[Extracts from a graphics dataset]
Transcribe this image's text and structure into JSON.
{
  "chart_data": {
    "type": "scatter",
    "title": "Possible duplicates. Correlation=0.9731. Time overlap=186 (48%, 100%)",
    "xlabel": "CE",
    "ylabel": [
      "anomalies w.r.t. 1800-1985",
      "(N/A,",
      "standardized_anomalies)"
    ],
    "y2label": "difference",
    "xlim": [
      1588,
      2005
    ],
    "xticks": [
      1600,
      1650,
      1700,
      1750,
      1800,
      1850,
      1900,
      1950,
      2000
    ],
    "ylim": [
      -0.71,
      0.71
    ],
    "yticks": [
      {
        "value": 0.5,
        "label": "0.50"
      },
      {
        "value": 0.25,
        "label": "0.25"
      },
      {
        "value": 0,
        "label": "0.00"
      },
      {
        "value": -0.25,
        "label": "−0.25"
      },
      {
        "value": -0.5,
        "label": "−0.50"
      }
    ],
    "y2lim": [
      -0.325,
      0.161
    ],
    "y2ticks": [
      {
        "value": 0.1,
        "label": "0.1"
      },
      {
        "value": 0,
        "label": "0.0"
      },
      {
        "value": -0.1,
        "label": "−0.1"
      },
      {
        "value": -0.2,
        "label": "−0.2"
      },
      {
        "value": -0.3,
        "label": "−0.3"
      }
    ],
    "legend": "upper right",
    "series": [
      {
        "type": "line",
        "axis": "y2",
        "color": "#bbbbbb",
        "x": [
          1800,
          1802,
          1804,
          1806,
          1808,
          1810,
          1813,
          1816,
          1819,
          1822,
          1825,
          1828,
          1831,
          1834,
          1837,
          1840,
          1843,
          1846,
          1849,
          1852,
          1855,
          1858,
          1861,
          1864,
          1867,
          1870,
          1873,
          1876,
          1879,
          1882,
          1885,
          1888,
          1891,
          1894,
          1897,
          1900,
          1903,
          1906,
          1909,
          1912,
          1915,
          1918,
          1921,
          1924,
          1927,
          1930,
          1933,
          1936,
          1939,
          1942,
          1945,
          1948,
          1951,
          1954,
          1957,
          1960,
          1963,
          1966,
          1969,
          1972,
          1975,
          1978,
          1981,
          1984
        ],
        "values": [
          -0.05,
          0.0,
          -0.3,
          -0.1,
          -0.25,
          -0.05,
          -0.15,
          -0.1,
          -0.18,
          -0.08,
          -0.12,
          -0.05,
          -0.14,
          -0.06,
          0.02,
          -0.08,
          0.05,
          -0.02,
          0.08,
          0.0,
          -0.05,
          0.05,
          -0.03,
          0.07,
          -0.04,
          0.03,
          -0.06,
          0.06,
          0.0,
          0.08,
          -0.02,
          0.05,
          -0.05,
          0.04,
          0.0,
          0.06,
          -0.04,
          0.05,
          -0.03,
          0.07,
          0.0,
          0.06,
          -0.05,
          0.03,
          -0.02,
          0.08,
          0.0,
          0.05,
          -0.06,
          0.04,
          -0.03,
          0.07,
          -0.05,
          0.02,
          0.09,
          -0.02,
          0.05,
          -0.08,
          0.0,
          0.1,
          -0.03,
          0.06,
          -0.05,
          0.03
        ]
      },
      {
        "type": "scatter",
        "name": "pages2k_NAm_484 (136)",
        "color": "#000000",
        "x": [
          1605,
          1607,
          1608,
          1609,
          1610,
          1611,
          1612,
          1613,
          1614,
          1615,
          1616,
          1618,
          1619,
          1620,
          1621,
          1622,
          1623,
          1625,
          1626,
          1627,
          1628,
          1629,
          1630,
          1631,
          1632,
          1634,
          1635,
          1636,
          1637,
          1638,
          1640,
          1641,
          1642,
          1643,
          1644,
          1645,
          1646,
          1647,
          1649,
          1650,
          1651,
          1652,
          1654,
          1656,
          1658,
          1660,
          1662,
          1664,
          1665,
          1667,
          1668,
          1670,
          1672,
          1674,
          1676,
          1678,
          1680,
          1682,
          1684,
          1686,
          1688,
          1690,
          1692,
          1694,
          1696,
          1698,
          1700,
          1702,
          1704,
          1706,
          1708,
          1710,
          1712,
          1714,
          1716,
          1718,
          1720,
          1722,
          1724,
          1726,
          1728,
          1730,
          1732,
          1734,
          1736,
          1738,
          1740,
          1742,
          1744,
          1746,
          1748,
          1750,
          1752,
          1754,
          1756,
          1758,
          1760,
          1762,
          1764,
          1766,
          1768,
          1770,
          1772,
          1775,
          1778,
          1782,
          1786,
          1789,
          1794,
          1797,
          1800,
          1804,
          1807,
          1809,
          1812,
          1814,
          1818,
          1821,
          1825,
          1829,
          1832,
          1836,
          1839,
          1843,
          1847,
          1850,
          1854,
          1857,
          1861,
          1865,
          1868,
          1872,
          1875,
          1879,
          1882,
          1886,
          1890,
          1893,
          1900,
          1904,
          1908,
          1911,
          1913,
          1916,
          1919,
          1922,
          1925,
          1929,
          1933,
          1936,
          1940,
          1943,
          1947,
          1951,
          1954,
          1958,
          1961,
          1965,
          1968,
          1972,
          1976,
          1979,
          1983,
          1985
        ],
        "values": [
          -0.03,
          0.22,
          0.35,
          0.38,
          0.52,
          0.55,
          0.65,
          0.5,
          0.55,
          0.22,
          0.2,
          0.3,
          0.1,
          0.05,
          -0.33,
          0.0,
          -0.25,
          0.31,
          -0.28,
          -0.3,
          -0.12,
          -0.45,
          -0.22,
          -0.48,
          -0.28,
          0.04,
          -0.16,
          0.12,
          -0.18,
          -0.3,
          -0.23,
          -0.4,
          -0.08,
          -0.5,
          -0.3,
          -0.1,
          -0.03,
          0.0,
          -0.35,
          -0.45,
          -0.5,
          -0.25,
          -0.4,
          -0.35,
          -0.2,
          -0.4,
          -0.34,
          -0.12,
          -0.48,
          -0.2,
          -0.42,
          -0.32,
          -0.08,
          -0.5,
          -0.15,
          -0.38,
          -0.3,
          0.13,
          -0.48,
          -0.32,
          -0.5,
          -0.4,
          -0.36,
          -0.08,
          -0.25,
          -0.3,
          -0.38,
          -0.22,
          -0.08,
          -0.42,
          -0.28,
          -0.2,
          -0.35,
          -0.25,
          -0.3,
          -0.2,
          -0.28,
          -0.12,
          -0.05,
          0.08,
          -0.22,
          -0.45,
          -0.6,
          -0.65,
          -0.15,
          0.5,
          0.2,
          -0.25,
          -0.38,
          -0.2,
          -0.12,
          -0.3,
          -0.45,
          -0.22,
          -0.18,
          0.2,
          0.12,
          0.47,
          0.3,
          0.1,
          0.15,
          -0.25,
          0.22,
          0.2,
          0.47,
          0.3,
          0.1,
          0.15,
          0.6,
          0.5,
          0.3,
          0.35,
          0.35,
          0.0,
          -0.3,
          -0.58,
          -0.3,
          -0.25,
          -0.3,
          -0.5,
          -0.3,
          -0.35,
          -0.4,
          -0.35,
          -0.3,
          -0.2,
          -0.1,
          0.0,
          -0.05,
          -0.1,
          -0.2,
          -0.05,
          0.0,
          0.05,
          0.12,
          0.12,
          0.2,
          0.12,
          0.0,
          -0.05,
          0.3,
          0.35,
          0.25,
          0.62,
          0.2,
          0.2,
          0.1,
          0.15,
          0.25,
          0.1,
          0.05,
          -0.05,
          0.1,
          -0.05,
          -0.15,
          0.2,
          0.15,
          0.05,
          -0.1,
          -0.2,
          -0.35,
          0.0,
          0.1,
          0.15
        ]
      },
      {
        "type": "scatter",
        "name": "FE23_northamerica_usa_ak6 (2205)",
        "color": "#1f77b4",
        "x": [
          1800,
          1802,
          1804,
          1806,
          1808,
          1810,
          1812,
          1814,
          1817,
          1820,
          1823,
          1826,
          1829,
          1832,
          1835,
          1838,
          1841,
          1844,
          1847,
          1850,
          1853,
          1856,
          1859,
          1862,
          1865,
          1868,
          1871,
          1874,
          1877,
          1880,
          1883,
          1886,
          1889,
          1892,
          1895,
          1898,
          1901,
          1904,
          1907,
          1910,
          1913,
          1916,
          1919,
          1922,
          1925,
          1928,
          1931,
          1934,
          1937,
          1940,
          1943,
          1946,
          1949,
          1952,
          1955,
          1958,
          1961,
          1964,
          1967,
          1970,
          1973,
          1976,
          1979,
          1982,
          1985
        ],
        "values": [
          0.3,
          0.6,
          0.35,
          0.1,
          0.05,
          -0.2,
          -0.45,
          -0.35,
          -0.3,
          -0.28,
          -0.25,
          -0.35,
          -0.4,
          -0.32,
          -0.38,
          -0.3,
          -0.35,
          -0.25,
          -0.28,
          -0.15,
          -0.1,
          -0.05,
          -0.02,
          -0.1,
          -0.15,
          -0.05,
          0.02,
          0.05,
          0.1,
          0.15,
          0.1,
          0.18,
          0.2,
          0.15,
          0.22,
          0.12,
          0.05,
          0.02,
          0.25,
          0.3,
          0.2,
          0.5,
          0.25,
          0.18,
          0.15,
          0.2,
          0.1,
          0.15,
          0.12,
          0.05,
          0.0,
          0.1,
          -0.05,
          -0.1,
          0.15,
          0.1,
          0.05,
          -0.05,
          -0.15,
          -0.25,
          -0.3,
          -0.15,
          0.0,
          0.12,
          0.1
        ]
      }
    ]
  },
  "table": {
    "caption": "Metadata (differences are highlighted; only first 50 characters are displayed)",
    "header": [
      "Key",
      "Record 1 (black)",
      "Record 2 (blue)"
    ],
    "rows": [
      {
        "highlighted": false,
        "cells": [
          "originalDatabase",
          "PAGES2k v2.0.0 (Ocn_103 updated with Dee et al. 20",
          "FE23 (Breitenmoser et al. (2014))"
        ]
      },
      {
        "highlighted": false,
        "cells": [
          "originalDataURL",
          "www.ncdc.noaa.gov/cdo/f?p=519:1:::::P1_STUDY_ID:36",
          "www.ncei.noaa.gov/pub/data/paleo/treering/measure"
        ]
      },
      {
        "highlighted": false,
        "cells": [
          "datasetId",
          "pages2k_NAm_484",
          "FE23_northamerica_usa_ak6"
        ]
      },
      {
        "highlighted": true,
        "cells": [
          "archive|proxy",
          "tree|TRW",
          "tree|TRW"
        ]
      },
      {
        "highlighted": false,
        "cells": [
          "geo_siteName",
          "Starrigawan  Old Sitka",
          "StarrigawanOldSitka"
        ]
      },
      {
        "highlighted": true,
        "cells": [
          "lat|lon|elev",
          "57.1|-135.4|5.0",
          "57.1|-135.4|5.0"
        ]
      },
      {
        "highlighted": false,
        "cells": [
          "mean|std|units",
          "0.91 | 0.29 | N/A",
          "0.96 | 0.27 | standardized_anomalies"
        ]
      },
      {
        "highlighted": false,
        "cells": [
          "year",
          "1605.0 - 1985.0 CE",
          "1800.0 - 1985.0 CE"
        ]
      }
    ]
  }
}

EXERCISE TASK: Track down every line holding the string "noaa" and copy it.

RESPONSE TO THE TASK:
          "www.ncdc.noaa.gov/cdo/f?p=519:1:::::P1_STUDY_ID:36",
          "www.ncei.noaa.gov/pub/data/paleo/treering/measure"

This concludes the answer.